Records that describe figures
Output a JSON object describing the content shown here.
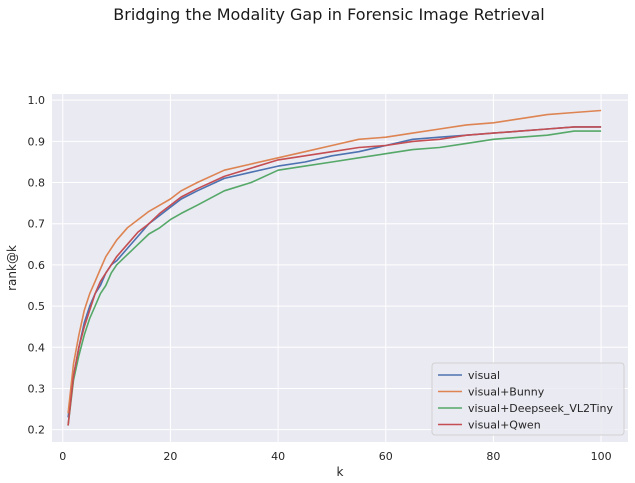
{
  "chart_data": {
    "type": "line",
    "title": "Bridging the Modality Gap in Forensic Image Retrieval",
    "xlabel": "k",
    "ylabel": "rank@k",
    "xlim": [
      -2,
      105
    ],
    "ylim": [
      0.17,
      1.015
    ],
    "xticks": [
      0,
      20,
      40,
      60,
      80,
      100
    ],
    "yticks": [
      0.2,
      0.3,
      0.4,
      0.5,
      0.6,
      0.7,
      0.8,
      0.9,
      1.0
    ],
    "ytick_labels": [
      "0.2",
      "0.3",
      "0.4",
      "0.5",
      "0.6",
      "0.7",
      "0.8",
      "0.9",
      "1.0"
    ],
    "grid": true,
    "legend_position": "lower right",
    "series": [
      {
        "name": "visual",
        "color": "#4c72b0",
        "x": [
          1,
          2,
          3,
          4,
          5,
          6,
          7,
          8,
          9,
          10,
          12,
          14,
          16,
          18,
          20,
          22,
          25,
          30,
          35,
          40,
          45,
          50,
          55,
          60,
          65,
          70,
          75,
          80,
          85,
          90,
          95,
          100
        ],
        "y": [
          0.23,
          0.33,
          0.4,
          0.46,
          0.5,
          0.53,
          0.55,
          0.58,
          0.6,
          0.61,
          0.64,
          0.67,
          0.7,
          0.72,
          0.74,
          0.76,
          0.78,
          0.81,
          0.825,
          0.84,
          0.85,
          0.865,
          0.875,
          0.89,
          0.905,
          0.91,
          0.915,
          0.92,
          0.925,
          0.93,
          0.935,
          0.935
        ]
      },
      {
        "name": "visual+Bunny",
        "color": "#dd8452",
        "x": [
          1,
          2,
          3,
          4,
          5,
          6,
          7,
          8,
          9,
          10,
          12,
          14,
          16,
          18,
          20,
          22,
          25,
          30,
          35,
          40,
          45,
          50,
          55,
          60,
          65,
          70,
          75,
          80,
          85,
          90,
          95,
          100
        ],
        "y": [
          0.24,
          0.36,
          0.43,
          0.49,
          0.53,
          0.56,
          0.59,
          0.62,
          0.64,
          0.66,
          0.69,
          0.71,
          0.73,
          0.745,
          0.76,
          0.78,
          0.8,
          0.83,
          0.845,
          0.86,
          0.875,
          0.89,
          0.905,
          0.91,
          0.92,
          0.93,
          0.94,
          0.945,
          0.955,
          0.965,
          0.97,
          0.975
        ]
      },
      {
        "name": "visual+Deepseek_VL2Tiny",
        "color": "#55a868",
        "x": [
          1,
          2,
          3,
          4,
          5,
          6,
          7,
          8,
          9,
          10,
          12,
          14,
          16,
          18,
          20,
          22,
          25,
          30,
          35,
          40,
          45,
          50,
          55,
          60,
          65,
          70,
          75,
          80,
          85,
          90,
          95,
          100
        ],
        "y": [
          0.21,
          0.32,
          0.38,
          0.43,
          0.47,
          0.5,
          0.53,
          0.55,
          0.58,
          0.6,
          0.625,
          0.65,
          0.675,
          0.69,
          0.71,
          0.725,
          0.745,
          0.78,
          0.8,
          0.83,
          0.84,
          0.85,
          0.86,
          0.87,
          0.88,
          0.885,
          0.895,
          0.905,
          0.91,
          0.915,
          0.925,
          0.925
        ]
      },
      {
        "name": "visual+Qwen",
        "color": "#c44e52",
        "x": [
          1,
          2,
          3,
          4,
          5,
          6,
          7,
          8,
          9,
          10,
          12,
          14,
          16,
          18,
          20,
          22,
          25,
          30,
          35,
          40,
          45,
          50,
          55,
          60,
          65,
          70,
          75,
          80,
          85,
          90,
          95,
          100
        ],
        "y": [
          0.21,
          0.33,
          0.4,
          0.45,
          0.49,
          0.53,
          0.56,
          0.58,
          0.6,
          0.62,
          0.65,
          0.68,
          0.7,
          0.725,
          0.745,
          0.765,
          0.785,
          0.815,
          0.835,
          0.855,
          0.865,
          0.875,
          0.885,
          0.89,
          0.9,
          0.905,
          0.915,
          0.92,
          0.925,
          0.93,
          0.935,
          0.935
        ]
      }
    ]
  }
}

==

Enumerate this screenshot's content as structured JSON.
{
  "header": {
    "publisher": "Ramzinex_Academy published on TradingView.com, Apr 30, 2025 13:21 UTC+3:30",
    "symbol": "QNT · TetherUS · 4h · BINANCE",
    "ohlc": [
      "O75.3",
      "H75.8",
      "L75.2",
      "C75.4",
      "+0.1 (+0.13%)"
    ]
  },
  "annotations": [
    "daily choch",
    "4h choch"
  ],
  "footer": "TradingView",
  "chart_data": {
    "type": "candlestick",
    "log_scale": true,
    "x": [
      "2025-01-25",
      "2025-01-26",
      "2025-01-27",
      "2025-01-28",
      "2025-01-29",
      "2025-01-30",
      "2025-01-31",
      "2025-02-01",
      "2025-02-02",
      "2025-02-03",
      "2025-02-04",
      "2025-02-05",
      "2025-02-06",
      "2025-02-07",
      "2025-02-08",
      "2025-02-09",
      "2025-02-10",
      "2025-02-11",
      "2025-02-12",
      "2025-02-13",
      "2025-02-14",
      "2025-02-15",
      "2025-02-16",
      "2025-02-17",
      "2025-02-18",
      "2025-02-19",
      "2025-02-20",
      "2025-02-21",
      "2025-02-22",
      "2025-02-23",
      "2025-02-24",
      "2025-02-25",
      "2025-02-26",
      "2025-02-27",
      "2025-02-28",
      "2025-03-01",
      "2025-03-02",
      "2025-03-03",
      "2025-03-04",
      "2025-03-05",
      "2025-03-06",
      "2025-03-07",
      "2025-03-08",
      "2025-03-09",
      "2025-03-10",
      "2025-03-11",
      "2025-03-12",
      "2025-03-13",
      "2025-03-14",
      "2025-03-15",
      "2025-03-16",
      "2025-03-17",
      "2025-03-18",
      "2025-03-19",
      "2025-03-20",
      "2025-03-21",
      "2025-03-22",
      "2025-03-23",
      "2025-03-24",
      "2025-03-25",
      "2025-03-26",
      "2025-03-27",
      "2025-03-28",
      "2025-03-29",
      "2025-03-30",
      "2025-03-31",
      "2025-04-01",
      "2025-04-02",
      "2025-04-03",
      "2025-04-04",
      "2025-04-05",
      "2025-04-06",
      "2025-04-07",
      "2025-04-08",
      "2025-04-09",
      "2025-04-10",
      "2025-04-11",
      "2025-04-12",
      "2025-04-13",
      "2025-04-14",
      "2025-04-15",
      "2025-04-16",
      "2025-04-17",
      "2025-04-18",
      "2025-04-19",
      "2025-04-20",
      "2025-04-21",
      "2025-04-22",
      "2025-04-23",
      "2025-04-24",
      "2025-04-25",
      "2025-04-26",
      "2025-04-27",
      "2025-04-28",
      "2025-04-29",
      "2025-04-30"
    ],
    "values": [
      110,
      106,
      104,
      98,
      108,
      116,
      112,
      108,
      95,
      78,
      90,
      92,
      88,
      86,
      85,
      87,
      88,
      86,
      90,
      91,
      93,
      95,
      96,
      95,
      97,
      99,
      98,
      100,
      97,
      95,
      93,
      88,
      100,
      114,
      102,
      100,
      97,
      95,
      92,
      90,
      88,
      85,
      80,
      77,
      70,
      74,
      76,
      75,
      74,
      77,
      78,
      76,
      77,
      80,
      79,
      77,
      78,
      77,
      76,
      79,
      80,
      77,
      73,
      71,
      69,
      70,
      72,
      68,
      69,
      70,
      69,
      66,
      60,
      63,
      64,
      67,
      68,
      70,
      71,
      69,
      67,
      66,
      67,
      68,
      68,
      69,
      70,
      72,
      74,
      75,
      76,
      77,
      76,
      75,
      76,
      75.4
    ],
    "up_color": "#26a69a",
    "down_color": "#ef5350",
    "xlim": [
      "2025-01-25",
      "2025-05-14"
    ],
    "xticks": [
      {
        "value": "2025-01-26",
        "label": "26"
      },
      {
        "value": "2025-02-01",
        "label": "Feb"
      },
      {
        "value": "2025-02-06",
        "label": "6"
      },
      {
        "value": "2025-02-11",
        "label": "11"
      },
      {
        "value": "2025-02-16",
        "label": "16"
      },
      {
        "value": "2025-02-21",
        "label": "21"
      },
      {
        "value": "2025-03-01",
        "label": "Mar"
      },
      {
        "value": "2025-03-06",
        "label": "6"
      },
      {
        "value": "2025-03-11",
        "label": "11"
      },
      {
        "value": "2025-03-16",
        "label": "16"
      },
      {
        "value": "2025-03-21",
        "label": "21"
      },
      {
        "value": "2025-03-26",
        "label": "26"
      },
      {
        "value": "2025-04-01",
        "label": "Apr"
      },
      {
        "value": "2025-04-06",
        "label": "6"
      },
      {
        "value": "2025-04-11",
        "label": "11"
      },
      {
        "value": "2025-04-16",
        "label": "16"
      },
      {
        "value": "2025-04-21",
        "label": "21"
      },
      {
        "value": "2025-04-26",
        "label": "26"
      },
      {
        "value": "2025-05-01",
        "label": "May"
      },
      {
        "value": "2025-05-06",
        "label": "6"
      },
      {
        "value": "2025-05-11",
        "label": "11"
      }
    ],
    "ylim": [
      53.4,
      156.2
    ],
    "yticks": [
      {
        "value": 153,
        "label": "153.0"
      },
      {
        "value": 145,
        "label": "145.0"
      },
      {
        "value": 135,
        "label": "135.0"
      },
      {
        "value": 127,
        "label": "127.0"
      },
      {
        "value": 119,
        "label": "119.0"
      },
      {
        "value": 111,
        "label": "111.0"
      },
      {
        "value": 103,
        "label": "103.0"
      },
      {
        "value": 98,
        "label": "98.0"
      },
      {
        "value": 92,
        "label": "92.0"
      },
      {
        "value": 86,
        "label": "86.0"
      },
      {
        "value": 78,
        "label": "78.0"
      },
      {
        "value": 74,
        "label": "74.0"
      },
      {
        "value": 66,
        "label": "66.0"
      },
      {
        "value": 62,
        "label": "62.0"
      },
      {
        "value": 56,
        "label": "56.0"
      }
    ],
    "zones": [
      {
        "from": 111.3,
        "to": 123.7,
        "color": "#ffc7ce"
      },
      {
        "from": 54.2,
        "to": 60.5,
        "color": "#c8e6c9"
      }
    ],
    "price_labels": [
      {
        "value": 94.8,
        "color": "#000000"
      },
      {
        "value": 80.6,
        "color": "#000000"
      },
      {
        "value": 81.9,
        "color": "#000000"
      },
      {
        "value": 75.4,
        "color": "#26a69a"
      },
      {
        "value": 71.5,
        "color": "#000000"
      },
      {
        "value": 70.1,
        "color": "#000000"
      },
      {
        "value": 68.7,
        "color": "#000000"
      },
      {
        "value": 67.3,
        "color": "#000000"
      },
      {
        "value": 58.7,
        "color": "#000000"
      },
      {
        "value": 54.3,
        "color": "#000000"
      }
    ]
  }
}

Directions. Copy each line above containing the string "TradingView".

Finished answer.
    "publisher": "Ramzinex_Academy published on TradingView.com, Apr 30, 2025 13:21 UTC+3:30",
  "footer": "TradingView",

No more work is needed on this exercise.